PROBLEM DESCRIPTION: Say how many lines include "text", with no words around the number.

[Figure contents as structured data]
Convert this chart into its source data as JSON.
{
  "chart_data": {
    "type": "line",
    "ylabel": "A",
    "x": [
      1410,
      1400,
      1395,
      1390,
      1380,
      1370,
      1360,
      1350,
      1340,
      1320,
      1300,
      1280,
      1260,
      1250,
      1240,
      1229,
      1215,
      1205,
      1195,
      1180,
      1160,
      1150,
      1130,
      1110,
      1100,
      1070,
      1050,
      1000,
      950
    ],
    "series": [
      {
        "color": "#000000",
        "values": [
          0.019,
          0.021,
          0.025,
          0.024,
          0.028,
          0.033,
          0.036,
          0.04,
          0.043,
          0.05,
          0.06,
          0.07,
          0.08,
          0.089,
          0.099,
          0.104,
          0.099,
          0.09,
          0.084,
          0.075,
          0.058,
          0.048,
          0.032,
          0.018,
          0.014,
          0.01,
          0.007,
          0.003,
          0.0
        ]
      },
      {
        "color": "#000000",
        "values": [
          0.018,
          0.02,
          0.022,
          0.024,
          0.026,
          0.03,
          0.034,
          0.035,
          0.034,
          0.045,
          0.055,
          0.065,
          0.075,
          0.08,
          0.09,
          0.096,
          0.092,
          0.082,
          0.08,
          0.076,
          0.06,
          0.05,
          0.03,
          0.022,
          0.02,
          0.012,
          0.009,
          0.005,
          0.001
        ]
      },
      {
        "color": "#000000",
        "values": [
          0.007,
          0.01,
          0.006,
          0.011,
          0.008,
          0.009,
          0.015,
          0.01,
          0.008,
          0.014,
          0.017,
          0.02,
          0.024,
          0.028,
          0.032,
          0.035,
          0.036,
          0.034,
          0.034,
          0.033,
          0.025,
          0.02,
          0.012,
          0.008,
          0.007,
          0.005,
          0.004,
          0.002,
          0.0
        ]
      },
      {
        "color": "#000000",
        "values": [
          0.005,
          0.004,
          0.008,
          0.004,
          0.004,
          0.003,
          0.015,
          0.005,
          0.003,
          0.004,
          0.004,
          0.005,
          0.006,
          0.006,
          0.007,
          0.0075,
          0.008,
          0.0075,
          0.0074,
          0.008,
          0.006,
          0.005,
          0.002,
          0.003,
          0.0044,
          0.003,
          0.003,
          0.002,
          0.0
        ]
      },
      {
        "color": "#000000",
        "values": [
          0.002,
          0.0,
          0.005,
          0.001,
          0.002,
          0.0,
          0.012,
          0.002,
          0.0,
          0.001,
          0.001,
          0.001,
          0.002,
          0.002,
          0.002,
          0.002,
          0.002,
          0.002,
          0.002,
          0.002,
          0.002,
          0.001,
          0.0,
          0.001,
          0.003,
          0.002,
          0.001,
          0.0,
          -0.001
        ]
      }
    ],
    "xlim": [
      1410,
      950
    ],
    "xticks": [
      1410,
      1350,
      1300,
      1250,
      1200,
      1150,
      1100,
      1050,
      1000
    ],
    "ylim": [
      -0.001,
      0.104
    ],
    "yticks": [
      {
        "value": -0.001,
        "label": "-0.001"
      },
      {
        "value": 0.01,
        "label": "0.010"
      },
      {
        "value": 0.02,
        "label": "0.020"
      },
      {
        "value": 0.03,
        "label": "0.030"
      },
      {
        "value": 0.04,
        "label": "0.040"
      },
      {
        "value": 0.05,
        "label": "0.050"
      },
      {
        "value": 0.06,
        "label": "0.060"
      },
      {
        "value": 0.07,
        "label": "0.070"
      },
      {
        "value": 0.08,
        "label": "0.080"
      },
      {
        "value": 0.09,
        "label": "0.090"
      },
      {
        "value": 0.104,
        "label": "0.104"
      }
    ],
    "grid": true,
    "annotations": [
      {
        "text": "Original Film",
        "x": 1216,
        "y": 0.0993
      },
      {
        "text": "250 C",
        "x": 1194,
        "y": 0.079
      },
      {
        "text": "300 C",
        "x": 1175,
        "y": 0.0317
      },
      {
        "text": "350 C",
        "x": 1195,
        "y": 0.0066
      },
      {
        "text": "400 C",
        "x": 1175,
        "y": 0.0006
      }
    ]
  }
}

WRITTEN RESPONSE: 5